- _EXCERPTED RECORDS_:
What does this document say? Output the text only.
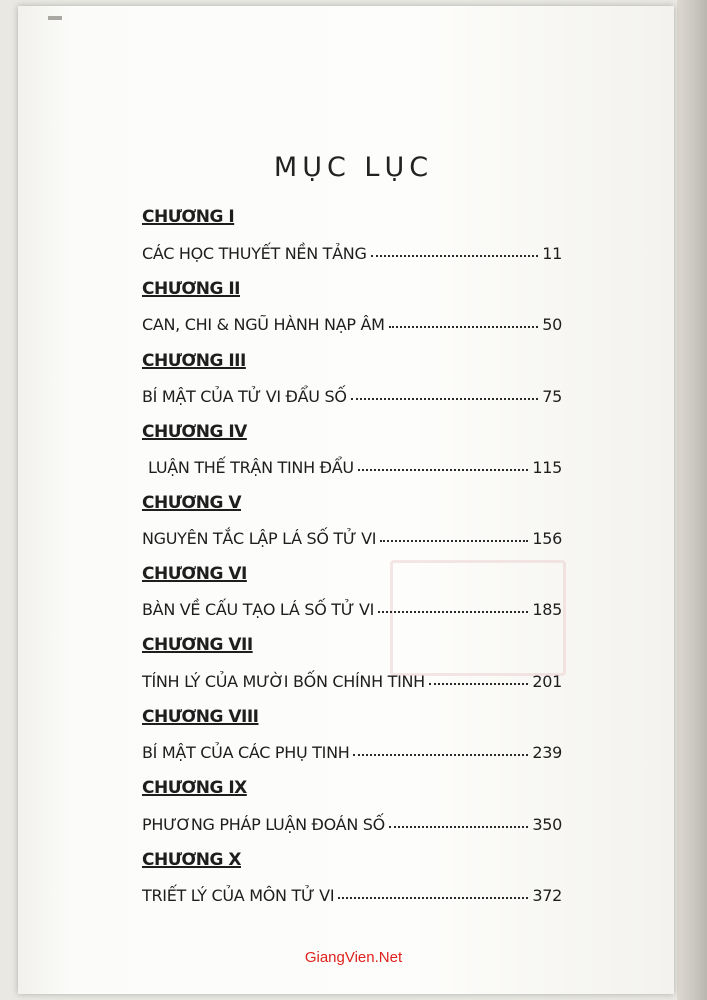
MỤC LỤC
CHƯƠNG I
CÁC HỌC THUYẾT NỀN TẢNG	11
CHƯƠNG II
CAN, CHI & NGŨ HÀNH NẠP ÂM	50
CHƯƠNG III
BÍ MẬT CỦA TỬ VI ĐẨU SỐ	75
CHƯƠNG IV
LUẬN THẾ TRẬN TINH ĐẨU	115
CHƯƠNG V
NGUYÊN TẮC LẬP LÁ SỐ TỬ VI	156
CHƯƠNG VI
BÀN VỀ CẤU TẠO LÁ SỐ TỬ VI	185
CHƯƠNG VII
TÍNH LÝ CỦA MƯỜI BỐN CHÍNH TINH	201
CHƯƠNG VIII
BÍ MẬT CỦA CÁC PHỤ TINH	239
CHƯƠNG IX
PHƯƠNG PHÁP LUẬN ĐOÁN SỐ	350
CHƯƠNG X
TRIẾT LÝ CỦA MÔN TỬ VI	372
GiangVien.Net
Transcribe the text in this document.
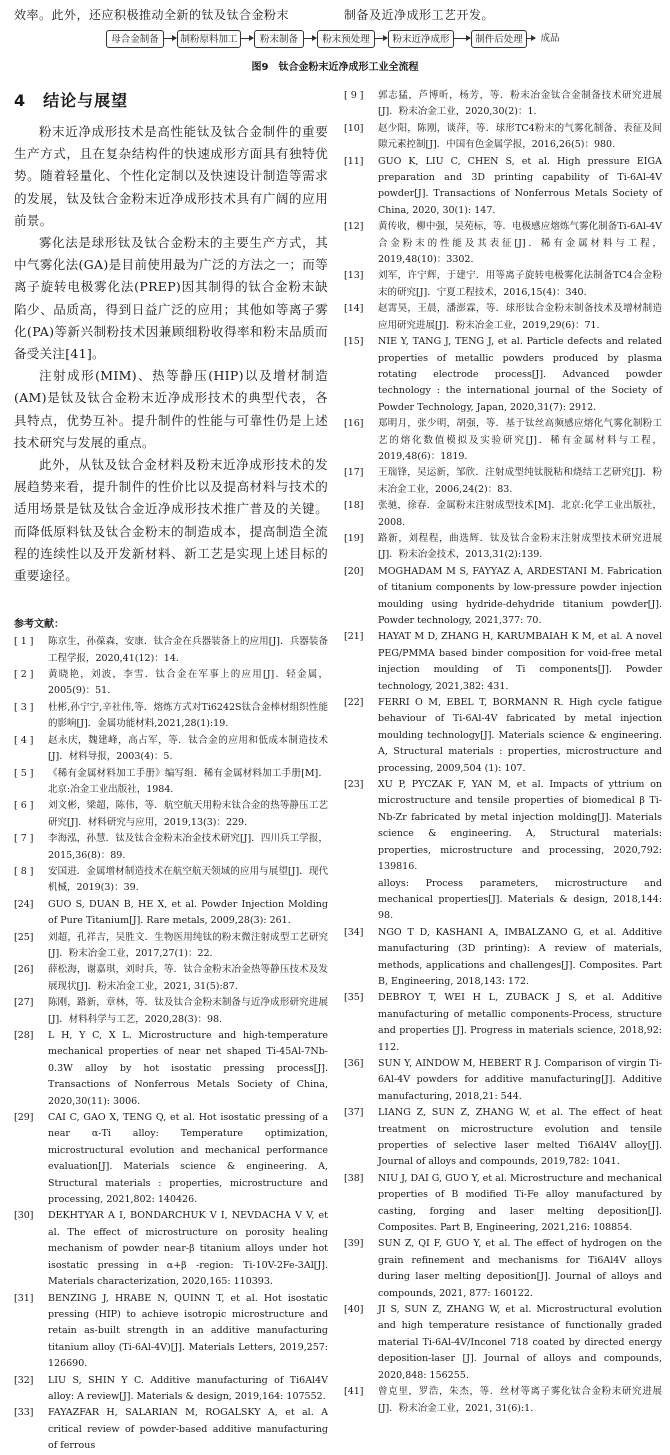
效率。此外，还应积极推动全新的钛及钛合金粉末	制备及近净成形工艺开发。
母合金制备	制粉原料加工	粉末制备	粉末预处理	粉末近净成形	制件后处理	成品
图9　钛合金粉末近净成形工业全流程
4　结论与展望

粉末近净成形技术是高性能钛及钛合金制件的重要生产方式，且在复杂结构件的快速成形方面具有独特优势。随着轻量化、个性化定制以及快速设计制造等需求的发展，钛及钛合金粉末近净成形技术具有广阔的应用前景。

雾化法是球形钛及钛合金粉末的主要生产方式，其中气雾化法(GA)是目前使用最为广泛的方法之一；而等离子旋转电极雾化法(PREP)因其制得的钛合金粉末缺陷少、品质高，得到日益广泛的应用；其他如等离子雾化(PA)等新兴制粉技术因兼顾细粉收得率和粉末品质而备受关注[41]。

注射成形(MIM)、热等静压(HIP)以及增材制造(AM)是钛及钛合金粉末近净成形技术的典型代表，各具特点，优势互补。提升制件的性能与可靠性仍是上述技术研究与发展的重点。

此外，从钛及钛合金材料及粉末近净成形技术的发展趋势来看，提升制件的性价比以及提高材料与技术的适用场景是钛及钛合金近净成形技术推广普及的关键。而降低原料钛及钛合金粉末的制造成本，提高制造全流程的连续性以及开发新材料、新工艺是实现上述目标的重要途径。

参考文献：

[ 1 ]	陈京生，孙葆森，安康．钛合金在兵器装备上的应用[J]．兵器装备工程学报，2020,41(12)：14.
[ 2 ]	黄晓艳，刘波，李雪．钛合金在军事上的应用[J]．轻金属，2005(9)：51.
[ 3 ]	杜彬,孙宁宁,辛社伟,等．熔炼方式对Ti6242S钛合金棒材组织性能的影响[J]．金属功能材料,2021,28(1):19.
[ 4 ]	赵永庆，魏建峰，高占军，等．钛合金的应用和低成本制造技术[J]．材料导报，2003(4)：5.
[ 5 ]	《稀有金属材料加工手册》编写组．稀有金属材料加工手册[M]．北京:冶金工业出版社，1984.
[ 6 ]	刘文彬，梁超，陈伟，等．航空航天用粉末钛合金的热等静压工艺研究[J]．材料研究与应用，2019,13(3)：229.
[ 7 ]	李海泓，孙慧．钛及钛合金粉末冶金技术研究[J]．四川兵工学报，2015,36(8)：89.
[ 8 ]	安国进．金属增材制造技术在航空航天领域的应用与展望[J]．现代机械，2019(3)：39.
[24]	GUO S, DUAN B, HE X, et al. Powder Injection Molding of Pure Titanium[J]. Rare metals, 2009,28(3): 261.
[25]	刘超，孔祥吉，吴胜文．生物医用纯钛的粉末微注射成型工艺研究[J]．粉末冶金工业，2017,27(1)：22.
[26]	薛松海，谢嘉琪，刘时兵，等．钛合金粉末冶金热等静压技术及发展现状[J]．粉末冶金工业，2021, 31(5):87.
[27]	陈刚，路新，章林，等．钛及钛合金粉末制备与近净成形研究进展[J]．材料科学与工艺，2020,28(3)：98.
[28]	L H, Y C, X L. Microstructure and high-temperature mechanical properties of near net shaped Ti-45Al-7Nb-0.3W alloy by hot isostatic pressing process[J]. Transactions of Nonferrous Metals Society of China, 2020,30(11): 3006.
[29]	CAI C, GAO X, TENG Q, et al. Hot isostatic pressing of a near α-Ti alloy: Temperature optimization, microstructural evolution and mechanical performance evaluation[J]. Materials science & engineering. A, Structural materials : properties, microstructure and processing, 2021,802: 140426.
[30]	DEKHTYAR A I, BONDARCHUK V I, NEVDACHA V V, et al. The effect of microstructure on porosity healing mechanism of powder near-β titanium alloys under hot isostatic pressing in α+β -region: Ti-10V-2Fe-3Al[J]. Materials characterization, 2020,165: 110393.
[31]	BENZING J, HRABE N, QUINN T, et al. Hot isostatic pressing (HIP) to achieve isotropic microstructure and retain as-built strength in an additive manufacturing titanium alloy (Ti-6Al-4V)[J]. Materials Letters, 2019,257: 126690.
[32]	LIU S, SHIN Y C. Additive manufacturing of Ti6Al4V alloy: A review[J]. Materials & design, 2019,164: 107552.
[33]	FAYAZFAR H, SALARIAN M, ROGALSKY A, et al. A critical review of powder-based additive manufacturing of ferrous
[ 9 ]	郭志猛，芦博昕，杨芳，等．粉末冶金钛合金制备技术研究进展[J]．粉末冶金工业，2020,30(2)：1.
[10]	赵少阳，陈刚，谈萍，等．球形TC4粉末的气雾化制备、表征及间隙元素控制[J]．中国有色金属学报，2016,26(5)：980.
[11]	GUO K, LIU C, CHEN S, et al. High pressure EIGA preparation and 3D printing capability of Ti-6Al-4V powder[J]. Transactions of Nonferrous Metals Society of China, 2020, 30(1): 147.
[12]	黄传收，柳中强，吴苑标，等．电极感应熔炼气雾化制备Ti-6Al-4V合金粉末的性能及其表征[J]．稀有金属材料与工程，2019,48(10)：3302.
[13]	刘军，许宁辉，于建宁．用等离子旋转电极雾化法制备TC4合金粉末的研究[J]．宁夏工程技术，2016,15(4)：340.
[14]	赵霄昊，王晨，潘澎霖，等．球形钛合金粉末制备技术及增材制造应用研究进展[J]．粉末冶金工业，2019,29(6)：71.
[15]	NIE Y, TANG J, TENG J, et al. Particle defects and related properties of metallic powders produced by plasma rotating electrode process[J]. Advanced powder technology : the international journal of the Society of Powder Technology, Japan, 2020,31(7): 2912.
[16]	郑明月，张少明，胡强，等．基于钛丝高频感应熔化气雾化制粉工艺的熔化数值模拟及实验研究[J]．稀有金属材料与工程，2019,48(6)：1819.
[17]	王瑞锋，吴运新，邹欣．注射成型纯钛脱粘和烧结工艺研究[J]．粉末冶金工业，2006,24(2)：83.
[18]	张驰，徐春．金属粉末注射成型技术[M]．北京:化学工业出版社，2008.
[19]	路新，刘程程，曲选辉．钛及钛合金粉末注射成型技术研究进展[J]．粉末冶金技术，2013,31(2):139.
[20]	MOGHADAM M S, FAYYAZ A, ARDESTANI M. Fabrication of titanium components by low-pressure powder injection moulding using hydride-dehydride titanium powder[J]. Powder technology, 2021,377: 70.
[21]	HAYAT M D, ZHANG H, KARUMBAIAH K M, et al. A novel PEG/PMMA based binder composition for void-free metal injection moulding of Ti components[J]. Powder technology, 2021,382: 431.
[22]	FERRI O M, EBEL T, BORMANN R. High cycle fatigue behaviour of Ti-6Al-4V fabricated by metal injection moulding technology[J]. Materials science & engineering. A, Structural materials : properties, microstructure and processing, 2009,504 (1): 107.
[23]	XU P, PYCZAK F, YAN M, et al. Impacts of yttrium on microstructure and tensile properties of biomedical β Ti-Nb-Zr fabricated by metal injection molding[J]. Materials science & engineering. A, Structural materials: properties, microstructure and processing, 2020,792: 139816.
alloys: Process parameters, microstructure and mechanical properties[J]. Materials & design, 2018,144: 98.
[34]	NGO T D, KASHANI A, IMBALZANO G, et al. Additive manufacturing (3D printing): A review of materials, methods, applications and challenges[J]. Composites. Part B, Engineering, 2018,143: 172.
[35]	DEBROY T, WEI H L, ZUBACK J S, et al. Additive manufacturing of metallic components-Process, structure and properties [J]. Progress in materials science, 2018,92: 112.
[36]	SUN Y, AINDOW M, HEBERT R J. Comparison of virgin Ti-6Al-4V powders for additive manufacturing[J]. Additive manufacturing, 2018,21: 544.
[37]	LIANG Z, SUN Z, ZHANG W, et al. The effect of heat treatment on microstructure evolution and tensile properties of selective laser melted Ti6Al4V alloy[J]. Journal of alloys and compounds, 2019,782: 1041.
[38]	NIU J, DAI G, GUO Y, et al. Microstructure and mechanical properties of B modified Ti-Fe alloy manufactured by casting, forging and laser melting deposition[J]. Composites. Part B, Engineering, 2021,216: 108854.
[39]	SUN Z, QI F, GUO Y, et al. The effect of hydrogen on the grain refinement and mechanisms for Ti6Al4V alloys during laser melting deposition[J]. Journal of alloys and compounds, 2021, 877: 160122.
[40]	JI S, SUN Z, ZHANG W, et al. Microstructural evolution and high temperature resistance of functionally graded material Ti-6Al-4V/Inconel 718 coated by directed energy deposition-laser [J]. Journal of alloys and compounds, 2020,848: 156255.
[41]	曾克里，罗浩，朱杰，等．丝材等离子雾化钛合金粉末研究进展[J]．粉末冶金工业，2021, 31(6):1.
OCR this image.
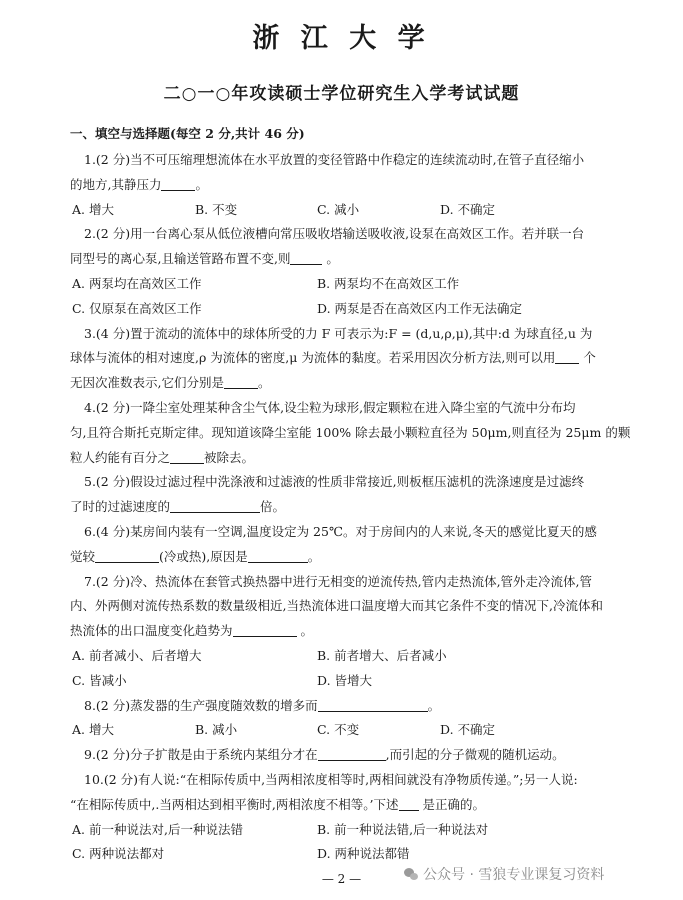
浙 江 大 学
二○一○年攻读硕士学位研究生入学考试试题
一、填空与选择题(每空 2 分,共计 46 分)
1.(2 分)当不可压缩理想流体在水平放置的变径管路中作稳定的连续流动时,在管子直径缩小
的地方,其静压力	。
A. 增大	B. 不变	C. 减小	D. 不确定
2.(2 分)用一台离心泵从低位液槽向常压吸收塔输送吸收液,设泵在高效区工作。若并联一台
同型号的离心泵,且输送管路布置不变,则	。
A. 两泵均在高效区工作	B. 两泵均不在高效区工作
C. 仅原泵在高效区工作	D. 两泵是否在高效区内工作无法确定
3.(4 分)置于流动的流体中的球体所受的力 F 可表示为:F = (d,u,ρ,μ),其中:d 为球直径,u 为
球体与流体的相对速度,ρ 为流体的密度,μ 为流体的黏度。若采用因次分析方法,则可以用 个
无因次准数表示,它们分别是	。
4.(2 分)一降尘室处理某种含尘气体,设尘粒为球形,假定颗粒在进入降尘室的气流中分布均
匀,且符合斯托克斯定律。现知道该降尘室能 100% 除去最小颗粒直径为 50μm,则直径为 25μm 的颗
粒人约能有百分之	被除去。
5.(2 分)假设过滤过程中洗涤液和过滤液的性质非常接近,则板框压滤机的洗涤速度是过滤终
了时的过滤速度的	倍。
6.(4 分)某房间内装有一空调,温度设定为 25℃。对于房间内的人来说,冬天的感觉比夏天的感
觉较	(冷或热),原因是	。
7.(2 分)冷、热流体在套管式换热器中进行无相变的逆流传热,管内走热流体,管外走冷流体,管
内、外两侧对流传热系数的数量级相近,当热流体进口温度增大而其它条件不变的情况下,冷流体和
热流体的出口温度变化趋势为	。
A. 前者减小、后者增大	B. 前者增大、后者减小
C. 皆减小	D. 皆增大
8.(2 分)蒸发器的生产强度随效数的增多而	。
A. 增大	B. 减小	C. 不变	D. 不确定
9.(2 分)分子扩散是由于系统内某组分才在	,而引起的分子微观的随机运动。
10.(2 分)有人说:“在相际传质中,当两相浓度相等时,两相间就没有净物质传递。”;另一人说:
“在相际传质中,.当两相达到相平衡时,两相浓度不相等。’下述 是正确的。
A. 前一种说法对,后一种说法错	B. 前一种说法错,后一种说法对
C. 两种说法都对	D. 两种说法都错
— 2 —	公众号 · 雪狼专业课复习资料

- _YOUR OBJECTIVE_: Scan the material above for the string "processing" and return the lines that hold it.

- _RESPONSE TO THE TASK_:
[29]	CAI C, GAO X, TENG Q, et al. Hot isostatic pressing of a near α-Ti alloy: Temperature optimization, microstructural evolution and mechanical performance evaluation[J]. Materials science & engineering. A, Structural materials : properties, microstructure and processing, 2021,802: 140426.
[22]	FERRI O M, EBEL T, BORMANN R. High cycle fatigue behaviour of Ti-6Al-4V fabricated by metal injection moulding technology[J]. Materials science & engineering. A, Structural materials : properties, microstructure and processing, 2009,504 (1): 107.
[23]	XU P, PYCZAK F, YAN M, et al. Impacts of yttrium on microstructure and tensile properties of biomedical β Ti-Nb-Zr fabricated by metal injection molding[J]. Materials science & engineering. A, Structural materials: properties, microstructure and processing, 2020,792: 139816.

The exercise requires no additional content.